Entries shown:
──────────────────────────────
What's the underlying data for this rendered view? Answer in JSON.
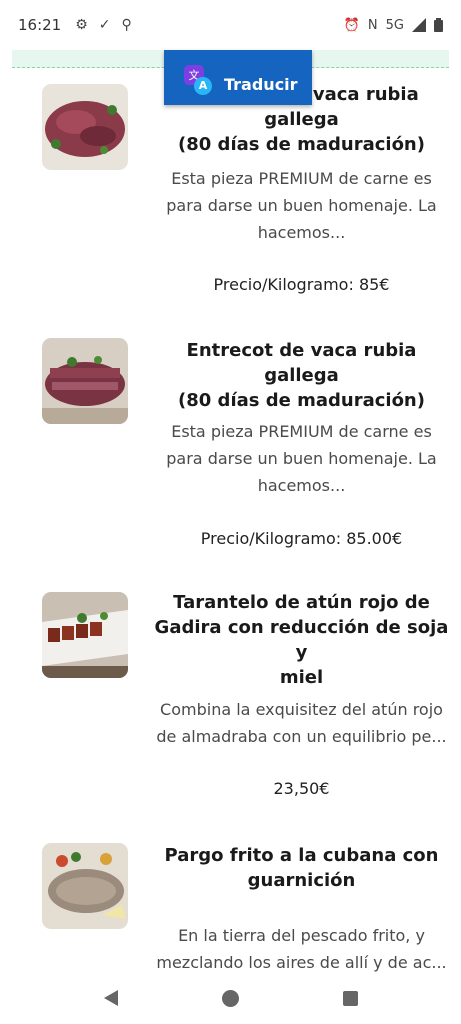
{
  "status_bar": {
    "time": "16:21",
    "icons_left": [
      "gear-icon",
      "check-download-icon",
      "location-icon"
    ],
    "icons_right": [
      "alarm-icon",
      "nfc-icon",
      "5g-icon",
      "signal-icon",
      "battery-icon"
    ],
    "network": "5G"
  },
  "translate_button": {
    "label": "Traducir",
    "logo_letter_a": "文",
    "logo_letter_b": "A",
    "colors": {
      "bg": "#1565c0",
      "logo_primary": "#7b3fe4",
      "logo_secondary": "#29b6f6"
    }
  },
  "items": [
    {
      "title_line1": "Chuletón de vaca rubia gallega",
      "title_line2": "(80 días de maduración)",
      "title_line3": "",
      "desc_line1": "Esta pieza PREMIUM de carne es",
      "desc_line2": "para darse un buen homenaje. La",
      "desc_line3": "hacemos...",
      "price": "Precio/Kilogramo: 85€"
    },
    {
      "title_line1": "Entrecot de vaca rubia gallega",
      "title_line2": "(80 días de maduración)",
      "title_line3": "",
      "desc_line1": "Esta pieza PREMIUM de carne es",
      "desc_line2": "para darse un buen homenaje. La",
      "desc_line3": "hacemos...",
      "price": "Precio/Kilogramo: 85.00€"
    },
    {
      "title_line1": "Tarantelo de atún rojo de",
      "title_line2": "Gadira con reducción de soja y",
      "title_line3": "miel",
      "desc_line1": "Combina la exquisitez del atún rojo",
      "desc_line2": "de almadraba con un equilibrio pe...",
      "desc_line3": "",
      "price": "23,50€"
    },
    {
      "title_line1": "Pargo frito a la cubana con",
      "title_line2": "guarnición",
      "title_line3": "",
      "desc_line1": "En la tierra del pescado frito, y",
      "desc_line2": "mezclando los aires de allí y de ac...",
      "desc_line3": "",
      "price": ""
    }
  ],
  "nav_bar": {
    "icons": [
      "back-icon",
      "home-icon",
      "recents-icon"
    ]
  }
}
──────────────────────────────
The request: In your copy, repeat each record exactly and include no pictures.

Written answer:
What's the underlying data for this rendered view? Answer in JSON.
{
  "status_bar": {
    "time": "16:21",
    "icons_left": [
      "gear-icon",
      "check-download-icon",
      "location-icon"
    ],
    "icons_right": [
      "alarm-icon",
      "nfc-icon",
      "5g-icon",
      "signal-icon",
      "battery-icon"
    ],
    "network": "5G"
  },
  "translate_button": {
    "label": "Traducir",
    "logo_letter_a": "文",
    "logo_letter_b": "A",
    "colors": {
      "bg": "#1565c0",
      "logo_primary": "#7b3fe4",
      "logo_secondary": "#29b6f6"
    }
  },
  "items": [
    {
      "title_line1": "Chuletón de vaca rubia gallega",
      "title_line2": "(80 días de maduración)",
      "title_line3": "",
      "desc_line1": "Esta pieza PREMIUM de carne es",
      "desc_line2": "para darse un buen homenaje. La",
      "desc_line3": "hacemos...",
      "price": "Precio/Kilogramo: 85€"
    },
    {
      "title_line1": "Entrecot de vaca rubia gallega",
      "title_line2": "(80 días de maduración)",
      "title_line3": "",
      "desc_line1": "Esta pieza PREMIUM de carne es",
      "desc_line2": "para darse un buen homenaje. La",
      "desc_line3": "hacemos...",
      "price": "Precio/Kilogramo: 85.00€"
    },
    {
      "title_line1": "Tarantelo de atún rojo de",
      "title_line2": "Gadira con reducción de soja y",
      "title_line3": "miel",
      "desc_line1": "Combina la exquisitez del atún rojo",
      "desc_line2": "de almadraba con un equilibrio pe...",
      "desc_line3": "",
      "price": "23,50€"
    },
    {
      "title_line1": "Pargo frito a la cubana con",
      "title_line2": "guarnición",
      "title_line3": "",
      "desc_line1": "En la tierra del pescado frito, y",
      "desc_line2": "mezclando los aires de allí y de ac...",
      "desc_line3": "",
      "price": ""
    }
  ],
  "nav_bar": {
    "icons": [
      "back-icon",
      "home-icon",
      "recents-icon"
    ]
  }
}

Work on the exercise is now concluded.